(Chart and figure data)

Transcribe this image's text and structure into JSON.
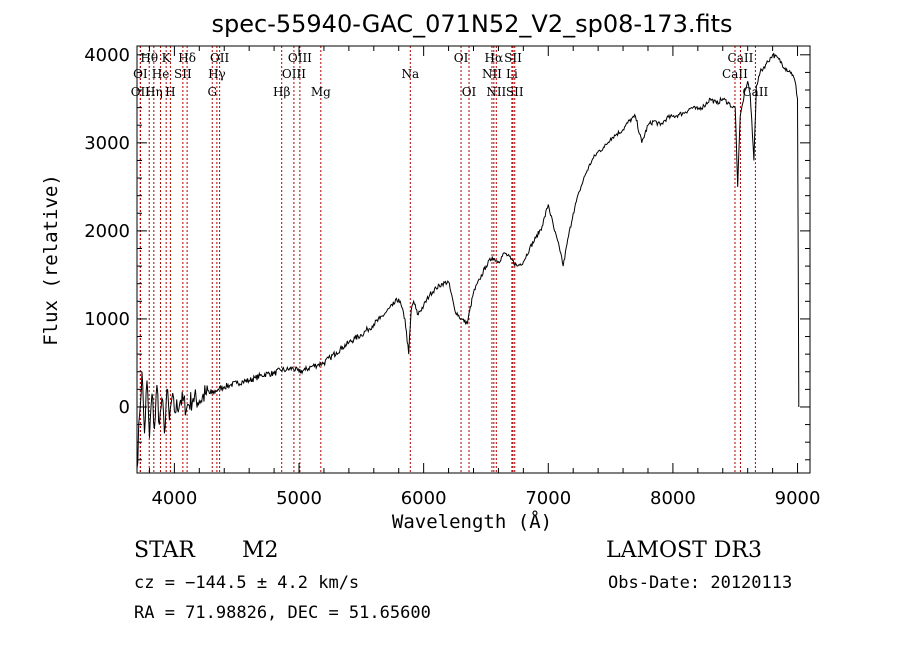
{
  "chart_data": {
    "type": "line",
    "title": "spec-55940-GAC_071N52_V2_sp08-173.fits",
    "xlabel": "Wavelength (Å)",
    "ylabel": "Flux (relative)",
    "xlim": [
      3700,
      9100
    ],
    "ylim": [
      -750,
      4100
    ],
    "xticks": [
      4000,
      5000,
      6000,
      7000,
      8000,
      9000
    ],
    "yticks": [
      0,
      1000,
      2000,
      3000,
      4000
    ],
    "series": [
      {
        "name": "flux",
        "x": [
          3700,
          3720,
          3740,
          3760,
          3780,
          3800,
          3820,
          3840,
          3860,
          3880,
          3900,
          3920,
          3940,
          3960,
          3980,
          4000,
          4050,
          4100,
          4150,
          4200,
          4250,
          4300,
          4350,
          4400,
          4450,
          4500,
          4550,
          4600,
          4650,
          4700,
          4750,
          4800,
          4850,
          4900,
          4950,
          5000,
          5050,
          5100,
          5150,
          5200,
          5250,
          5300,
          5350,
          5400,
          5450,
          5500,
          5550,
          5600,
          5650,
          5700,
          5750,
          5800,
          5850,
          5880,
          5900,
          5920,
          5950,
          6000,
          6050,
          6100,
          6150,
          6200,
          6250,
          6300,
          6350,
          6400,
          6450,
          6500,
          6550,
          6600,
          6650,
          6700,
          6750,
          6800,
          6850,
          6900,
          6950,
          7000,
          7050,
          7100,
          7120,
          7150,
          7200,
          7250,
          7300,
          7350,
          7400,
          7450,
          7500,
          7550,
          7600,
          7650,
          7700,
          7750,
          7800,
          7850,
          7900,
          7950,
          8000,
          8050,
          8100,
          8150,
          8200,
          8250,
          8300,
          8350,
          8400,
          8450,
          8480,
          8500,
          8520,
          8540,
          8560,
          8580,
          8600,
          8620,
          8650,
          8670,
          8700,
          8750,
          8800,
          8850,
          8900,
          8950,
          8980,
          9000,
          9010
        ],
        "y": [
          -700,
          -100,
          400,
          -300,
          300,
          -350,
          150,
          -250,
          250,
          -200,
          100,
          -300,
          200,
          -150,
          100,
          -50,
          80,
          0,
          100,
          70,
          150,
          150,
          200,
          230,
          250,
          270,
          290,
          300,
          330,
          360,
          380,
          380,
          420,
          420,
          440,
          400,
          420,
          460,
          480,
          500,
          560,
          620,
          680,
          730,
          780,
          820,
          880,
          940,
          1000,
          1080,
          1150,
          1230,
          1000,
          600,
          1100,
          1200,
          1050,
          1150,
          1280,
          1350,
          1400,
          1420,
          1100,
          1000,
          950,
          1300,
          1450,
          1600,
          1700,
          1650,
          1750,
          1680,
          1600,
          1650,
          1800,
          1920,
          2050,
          2300,
          2000,
          1750,
          1600,
          1850,
          2200,
          2450,
          2650,
          2800,
          2900,
          2950,
          3050,
          3100,
          3150,
          3250,
          3300,
          3000,
          3200,
          3250,
          3200,
          3280,
          3300,
          3320,
          3350,
          3400,
          3380,
          3420,
          3500,
          3450,
          3500,
          3450,
          3400,
          3400,
          2500,
          3300,
          3450,
          3600,
          3700,
          3550,
          2800,
          3650,
          3800,
          3900,
          4000,
          3950,
          3850,
          3800,
          3700,
          3500,
          0
        ]
      }
    ],
    "emission_lines": [
      {
        "label": "Hθ",
        "x": 3798,
        "row": 1
      },
      {
        "label": "K",
        "x": 3934,
        "row": 1
      },
      {
        "label": "Hδ",
        "x": 4102,
        "row": 1
      },
      {
        "label": "OII",
        "x": 4363,
        "row": 1
      },
      {
        "label": "OIII",
        "x": 5007,
        "row": 1
      },
      {
        "label": "OI",
        "x": 6300,
        "row": 1
      },
      {
        "label": "Hα",
        "x": 6563,
        "row": 1
      },
      {
        "label": "SII",
        "x": 6717,
        "row": 1
      },
      {
        "label": "CaII",
        "x": 8542,
        "row": 1
      },
      {
        "label": "OI",
        "x": 3727,
        "row": 2
      },
      {
        "label": "He",
        "x": 3889,
        "row": 2
      },
      {
        "label": "SII",
        "x": 4068,
        "row": 2
      },
      {
        "label": "Hγ",
        "x": 4341,
        "row": 2
      },
      {
        "label": "OIII",
        "x": 4959,
        "row": 2
      },
      {
        "label": "Na",
        "x": 5893,
        "row": 2
      },
      {
        "label": "NII",
        "x": 6548,
        "row": 2
      },
      {
        "label": "Li",
        "x": 6708,
        "row": 2
      },
      {
        "label": "CaII",
        "x": 8498,
        "row": 2
      },
      {
        "label": "OII",
        "x": 3727,
        "row": 3
      },
      {
        "label": "Hη",
        "x": 3835,
        "row": 3
      },
      {
        "label": "H",
        "x": 3968,
        "row": 3
      },
      {
        "label": "G",
        "x": 4304,
        "row": 3
      },
      {
        "label": "Hβ",
        "x": 4861,
        "row": 3
      },
      {
        "label": "Mg",
        "x": 5175,
        "row": 3
      },
      {
        "label": "OI",
        "x": 6364,
        "row": 3
      },
      {
        "label": "NII",
        "x": 6583,
        "row": 3
      },
      {
        "label": "SII",
        "x": 6731,
        "row": 3
      },
      {
        "label": "CaII",
        "x": 8662,
        "row": 3
      }
    ]
  },
  "info": {
    "class": "STAR",
    "subclass": "M2",
    "survey": "LAMOST DR3",
    "cz": "cz = −144.5 ± 4.2 km/s",
    "obs_date": "Obs-Date: 20120113",
    "radec": "RA =  71.98826, DEC =  51.65600"
  }
}
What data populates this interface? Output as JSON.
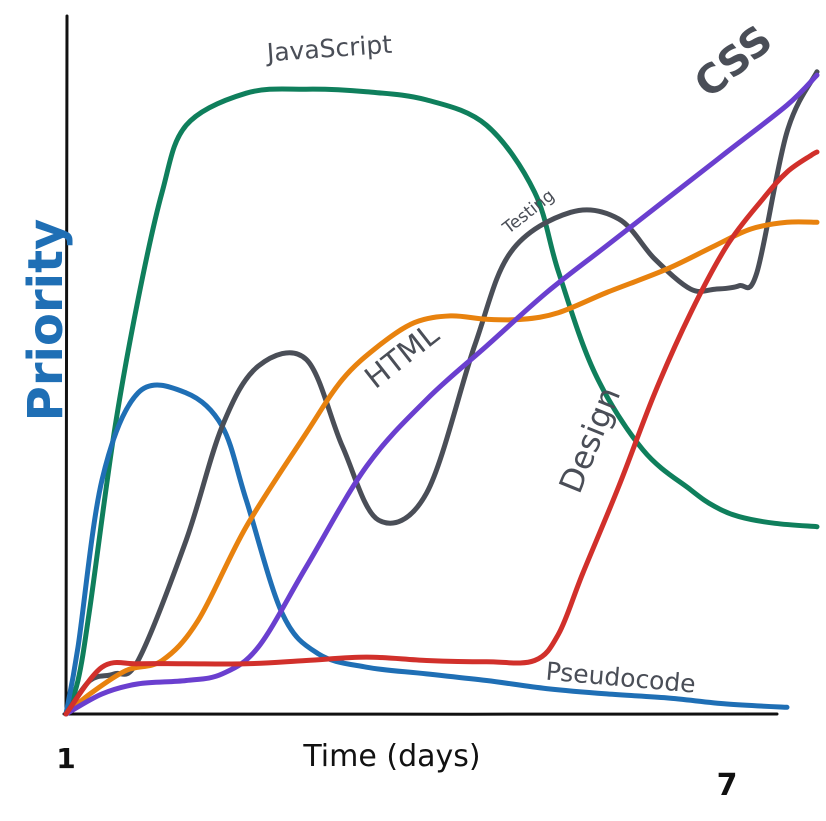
{
  "chart_data": {
    "type": "line",
    "title": "",
    "xlabel": "Time (days)",
    "ylabel": "Priority",
    "x_ticks": [
      "1",
      "7"
    ],
    "xlim": [
      1,
      7.25
    ],
    "ylim": [
      0,
      100
    ],
    "grid": false,
    "legend": "none (series labelled inline)",
    "series": [
      {
        "name": "JavaScript",
        "color": "#0f7f5c",
        "x": [
          1,
          1.1,
          1.2,
          1.4,
          1.6,
          1.8,
          2.0,
          2.5,
          3.0,
          3.5,
          4.0,
          4.5,
          4.9,
          5.1,
          5.4,
          5.8,
          6.2,
          6.4,
          6.6,
          6.9,
          7.25
        ],
        "y": [
          0,
          5,
          16,
          42,
          62,
          78,
          88,
          92.8,
          93.4,
          93.0,
          91.8,
          88.0,
          78.0,
          66.0,
          51.0,
          39.5,
          33.5,
          31.0,
          29.5,
          28.5,
          28.0
        ]
      },
      {
        "name": "Pseudocode",
        "color": "#1f6fb5",
        "x": [
          1,
          1.1,
          1.3,
          1.6,
          2.0,
          2.3,
          2.5,
          2.8,
          3.1,
          3.5,
          4.0,
          4.5,
          5.0,
          5.5,
          6.0,
          6.5,
          7.0
        ],
        "y": [
          0,
          10,
          35,
          48,
          48,
          43,
          32,
          15,
          9,
          7,
          6,
          5,
          3.8,
          3,
          2.4,
          1.5,
          1
        ]
      },
      {
        "name": "Testing",
        "color": "#4a4e57",
        "x": [
          1,
          1.2,
          1.4,
          1.6,
          2.0,
          2.3,
          2.6,
          3.0,
          3.3,
          3.6,
          4.0,
          4.4,
          4.7,
          5.2,
          5.6,
          5.9,
          6.2,
          6.4,
          6.6,
          6.75,
          7.0,
          7.25
        ],
        "y": [
          0,
          5,
          6,
          8,
          26,
          43,
          52,
          53,
          40,
          29,
          33,
          55,
          69,
          75,
          74,
          68,
          63.5,
          63.5,
          64,
          66,
          87,
          96
        ]
      },
      {
        "name": "HTML",
        "color": "#e8820e",
        "x": [
          1,
          1.2,
          1.5,
          1.8,
          2.1,
          2.5,
          3.0,
          3.3,
          3.6,
          3.9,
          4.2,
          4.5,
          4.8,
          5.1,
          5.5,
          6.0,
          6.4,
          6.7,
          7.0,
          7.25
        ],
        "y": [
          0,
          3,
          6.5,
          8,
          14,
          28,
          42,
          50,
          55,
          58.5,
          59.5,
          59,
          59,
          60,
          63,
          66.5,
          70,
          72.5,
          73.5,
          73.5
        ]
      },
      {
        "name": "CSS",
        "color": "#6a3fcf",
        "x": [
          1,
          1.3,
          1.6,
          2.0,
          2.3,
          2.6,
          3.0,
          3.5,
          4.0,
          4.5,
          5.0,
          5.5,
          6.0,
          6.5,
          7.0,
          7.25
        ],
        "y": [
          0,
          3,
          4.5,
          5,
          6,
          10,
          22,
          37,
          47,
          55,
          63,
          70,
          77,
          84,
          91,
          95.5
        ]
      },
      {
        "name": "Design",
        "color": "#d1302b",
        "x": [
          1,
          1.3,
          1.6,
          2.0,
          2.5,
          3.0,
          3.5,
          4.0,
          4.5,
          4.9,
          5.1,
          5.3,
          5.6,
          5.9,
          6.2,
          6.5,
          6.8,
          7.0,
          7.2,
          7.25
        ],
        "y": [
          0,
          7,
          7.5,
          7.5,
          7.5,
          8,
          8.5,
          8,
          7.8,
          8,
          12,
          21,
          34,
          48,
          60,
          70,
          77,
          81,
          83.5,
          84
        ]
      }
    ],
    "inline_labels": [
      "JavaScript",
      "Pseudocode",
      "Testing",
      "HTML",
      "CSS",
      "Design"
    ]
  }
}
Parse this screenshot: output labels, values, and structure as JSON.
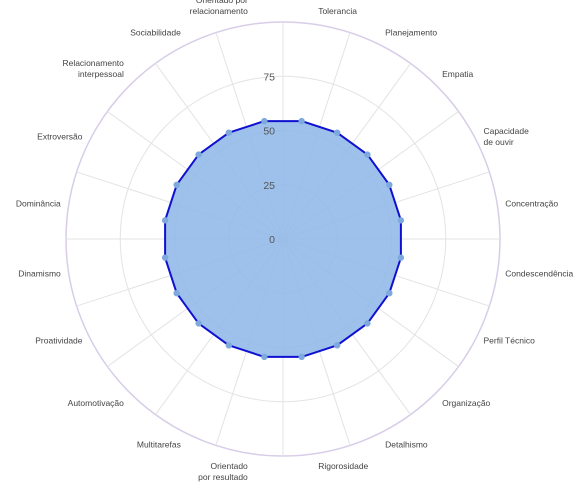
{
  "chart_data": {
    "type": "radar",
    "title": "",
    "categories": [
      "Tolerancia",
      "Planejamento",
      "Empatia",
      "Capacidade de ouvir",
      "Concentração",
      "Condescendência",
      "Perfil Técnico",
      "Organização",
      "Detalhismo",
      "Rigorosidade",
      "Orientado por resultado",
      "Multitarefas",
      "Automotivação",
      "Proatividade",
      "Dinamismo",
      "Dominância",
      "Extroversão",
      "Relacionamento interpessoal",
      "Sociabilidade",
      "Orientado por relacionamento"
    ],
    "series": [
      {
        "values": [
          55,
          55,
          55,
          55,
          55,
          55,
          55,
          55,
          55,
          55,
          55,
          55,
          55,
          55,
          55,
          55,
          55,
          55,
          55,
          55
        ]
      }
    ],
    "rlim": [
      0,
      100
    ],
    "ticks": [
      0,
      25,
      50,
      75
    ],
    "grid": true,
    "colors": {
      "fill": "#8fb8e8",
      "line": "#1010d0",
      "point": "#7ea9dc",
      "grid": "#e3e3e3",
      "outer_ring": "#d8cde8"
    }
  }
}
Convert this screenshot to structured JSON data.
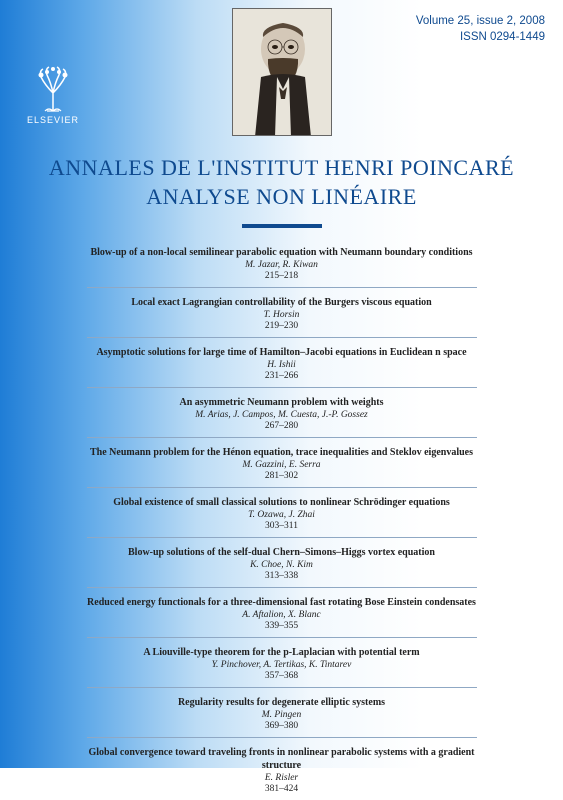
{
  "issue": {
    "volume_line": "Volume 25, issue 2, 2008",
    "issn_line": "ISSN 0294-1449"
  },
  "publisher": {
    "name": "ELSEVIER"
  },
  "journal": {
    "title_line1": "ANNALES DE L'INSTITUT HENRI POINCARÉ",
    "title_line2": "ANALYSE NON LINÉAIRE"
  },
  "colors": {
    "brand_blue": "#0f4a8f",
    "gradient_from": "#1f7dd6",
    "gradient_to": "#ffffff"
  },
  "toc": [
    {
      "title": "Blow-up of a non-local semilinear parabolic equation with Neumann boundary conditions",
      "authors": "M. Jazar, R. Kiwan",
      "pages": "215–218"
    },
    {
      "title": "Local exact Lagrangian controllability of the Burgers viscous equation",
      "authors": "T. Horsin",
      "pages": "219–230"
    },
    {
      "title": "Asymptotic solutions for large time of Hamilton–Jacobi equations in Euclidean n space",
      "authors": "H. Ishii",
      "pages": "231–266"
    },
    {
      "title": "An asymmetric Neumann problem with weights",
      "authors": "M. Arias, J. Campos, M. Cuesta, J.-P. Gossez",
      "pages": "267–280"
    },
    {
      "title": "The Neumann problem for the Hénon equation, trace inequalities and Steklov eigenvalues",
      "authors": "M. Gazzini, E. Serra",
      "pages": "281–302"
    },
    {
      "title": "Global existence of small classical solutions to nonlinear Schrödinger equations",
      "authors": "T. Ozawa, J. Zhai",
      "pages": "303–311"
    },
    {
      "title": "Blow-up solutions of the self-dual Chern–Simons–Higgs vortex equation",
      "authors": "K. Choe, N. Kim",
      "pages": "313–338"
    },
    {
      "title": "Reduced energy functionals for a three-dimensional fast rotating Bose Einstein condensates",
      "authors": "A. Aftalion, X. Blanc",
      "pages": "339–355"
    },
    {
      "title": "A Liouville-type theorem for the p-Laplacian with potential term",
      "authors": "Y. Pinchover, A. Tertikas, K. Tintarev",
      "pages": "357–368"
    },
    {
      "title": "Regularity results for degenerate elliptic systems",
      "authors": "M. Pingen",
      "pages": "369–380"
    },
    {
      "title": "Global convergence toward traveling fronts in nonlinear parabolic systems with a gradient structure",
      "authors": "E. Risler",
      "pages": "381–424"
    }
  ]
}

What you need to do
Using the listing above, pick out each line that contains the word "Neumann", then copy it.

Solution to this problem
      "title": "Blow-up of a non-local semilinear parabolic equation with Neumann boundary conditions",
      "title": "An asymmetric Neumann problem with weights",
      "title": "The Neumann problem for the Hénon equation, trace inequalities and Steklov eigenvalues",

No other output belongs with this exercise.